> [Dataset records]
______

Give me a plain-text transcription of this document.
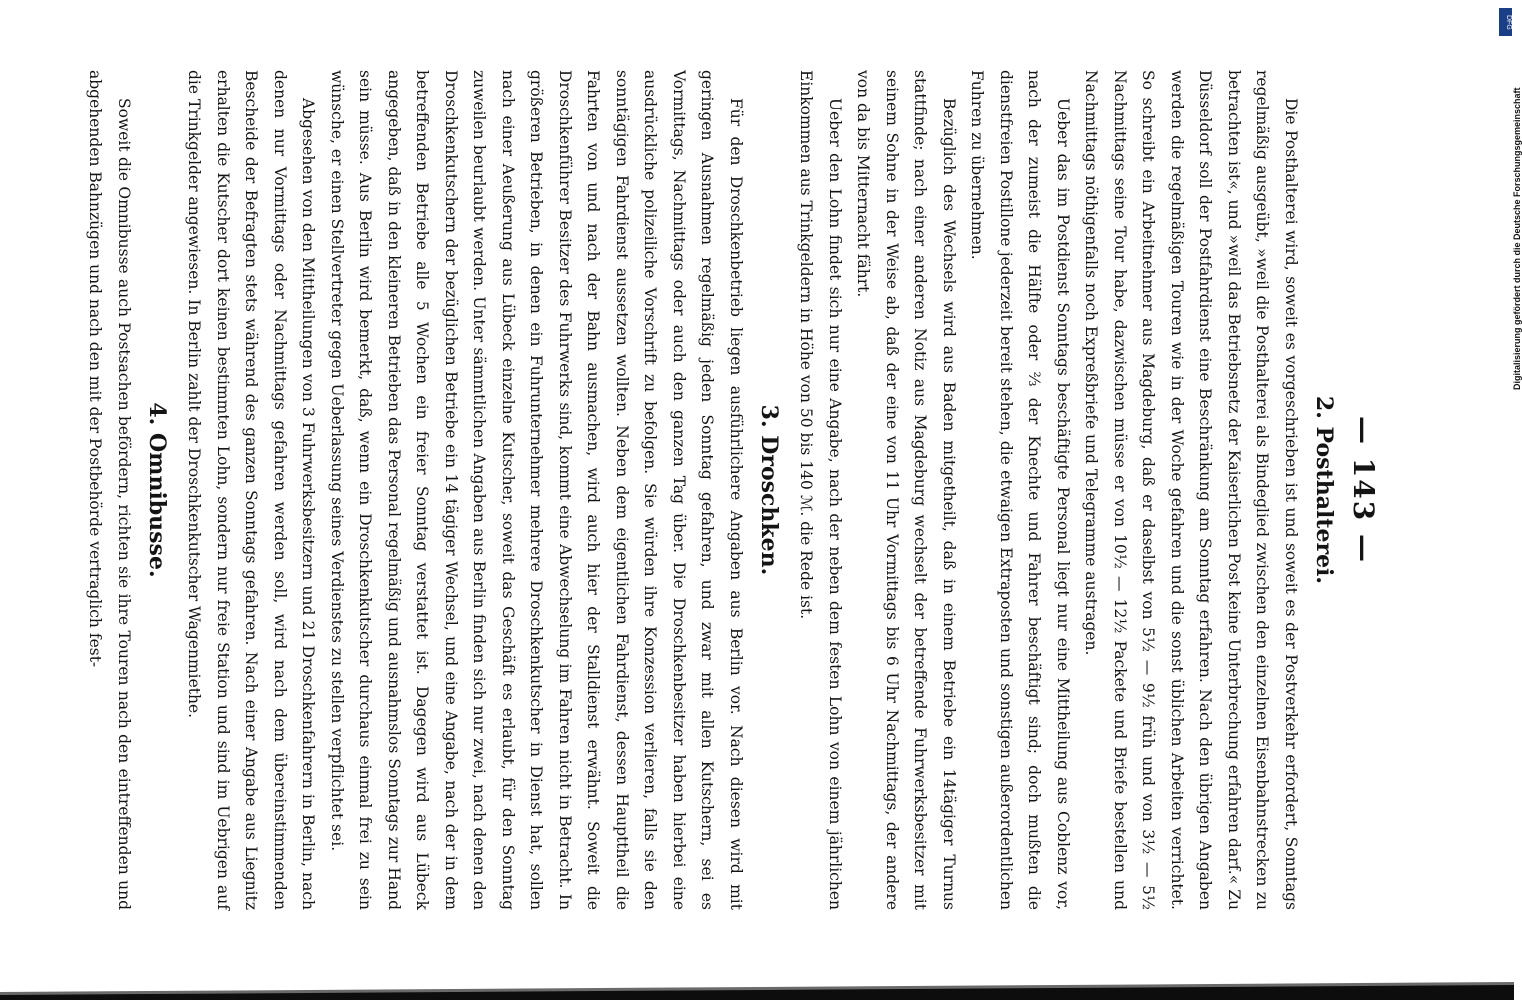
— 143 —
2. Posthalterei.

Die Posthalterei wird, soweit es vorgeschrieben ist und soweit es der Postverkehr erfordert, Sonntags regelmäßig ausgeübt, »weil die Posthalterei als Bindeglied zwischen den einzelnen Eisenbahnstrecken zu betrachten ist«, und »weil das Betriebsnetz der Kaiserlichen Post keine Unterbrechung erfahren darf.« Zu Düsseldorf soll der Postfahrdienst eine Beschränkung am Sonntag erfahren. Nach den übrigen Angaben werden die regelmäßigen Touren wie in der Woche gefahren und die sonst üblichen Arbeiten verrichtet. So schreibt ein Arbeitnehmer aus Magdeburg, daß er daselbst von 5½ — 9½ früh und von 3½ — 5½ Nachmittags seine Tour habe, dazwischen müsse er von 10½ — 12½ Packete und Briefe bestellen und Nachmittags nöthigenfalls noch Expreßbriefe und Telegramme austragen.

Ueber das im Postdienst Sonntags beschäftigte Personal liegt nur eine Mittheilung aus Coblenz vor, nach der zumeist die Hälfte oder ⅔ der Knechte und Fahrer beschäftigt sind; doch mußten die dienstfreien Postillone jederzeit bereit stehen, die etwaigen Extraposten und sonstigen außerordentlichen Fuhren zu übernehmen.

Bezüglich des Wechsels wird aus Baden mitgetheilt, daß in einem Betriebe ein 14tägiger Turnus stattfinde; nach einer anderen Notiz aus Magdeburg wechselt der betreffende Fuhrwerksbesitzer mit seinem Sohne in der Weise ab, daß der eine von 11 Uhr Vormittags bis 6 Uhr Nachmittags, der andere von da bis Mitternacht fährt.

Ueber den Lohn findet sich nur eine Angabe, nach der neben dem festen Lohn von einem jährlichen Einkommen aus Trinkgeldern in Höhe von 50 bis 140 ℳ. die Rede ist.

3. Droschken.

Für den Droschkenbetrieb liegen ausführlichere Angaben aus Berlin vor. Nach diesen wird mit geringen Ausnahmen regelmäßig jeden Sonntag gefahren, und zwar mit allen Kutschern, sei es Vormittags, Nachmittags oder auch den ganzen Tag über. Die Droschkenbesitzer haben hierbei eine ausdrückliche polizeiliche Vorschrift zu befolgen. Sie würden ihre Konzession verlieren, falls sie den sonntägigen Fahrdienst aussetzen wollten. Neben dem eigentlichen Fahrdienst, dessen Haupttheil die Fahrten von und nach der Bahn ausmachen, wird auch hier der Stalldienst erwähnt. Soweit die Droschkenführer Besitzer des Fuhrwerks sind, kommt eine Abwechselung im Fahren nicht in Betracht. In größeren Betrieben, in denen ein Fuhrunternehmer mehrere Droschkenkutscher in Dienst hat, sollen nach einer Aeußerung aus Lübeck einzelne Kutscher, soweit das Geschäft es erlaubt, für den Sonntag zuweilen beurlaubt werden. Unter sämmtlichen Angaben aus Berlin finden sich nur zwei, nach denen den Droschkenkutschern der bezüglichen Betriebe ein 14 tägiger Wechsel, und eine Angabe, nach der in dem betreffenden Betriebe alle 5 Wochen ein freier Sonntag verstattet ist. Dagegen wird aus Lübeck angegeben, daß in den kleineren Betrieben das Personal regelmäßig und ausnahmslos Sonntags zur Hand sein müsse. Aus Berlin wird bemerkt, daß, wenn ein Droschkenkutscher durchaus einmal frei zu sein wünsche, er einen Stellvertreter gegen Ueberlassung seines Verdienstes zu stellen verpflichtet sei.

Abgesehen von den Mittheilungen von 3 Fuhrwerksbesitzern und 21 Droschkenfahrern in Berlin, nach denen nur Vormittags oder Nachmittags gefahren werden soll, wird nach dem übereinstimmenden Bescheide der Befragten stets während des ganzen Sonntags gefahren. Nach einer Angabe aus Liegnitz erhalten die Kutscher dort keinen bestimmten Lohn, sondern nur freie Station und sind im Uebrigen auf die Trinkgelder angewiesen. In Berlin zahlt der Droschkenkutscher Wagenmiethe.

4. Omnibusse.

Soweit die Omnibusse auch Postsachen befördern, richten sie ihre Touren nach den eintreffenden und abgehenden Bahnzügen und nach den mit der Postbehörde vertraglich fest-

DFG
Digitalisierung gefördert durch die Deutsche Forschungsgemeinschaft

______

> [EXERCISE TASK] Give only the count of lines in which the string "Touren" appears.

> [EXERCISE RESULT] 2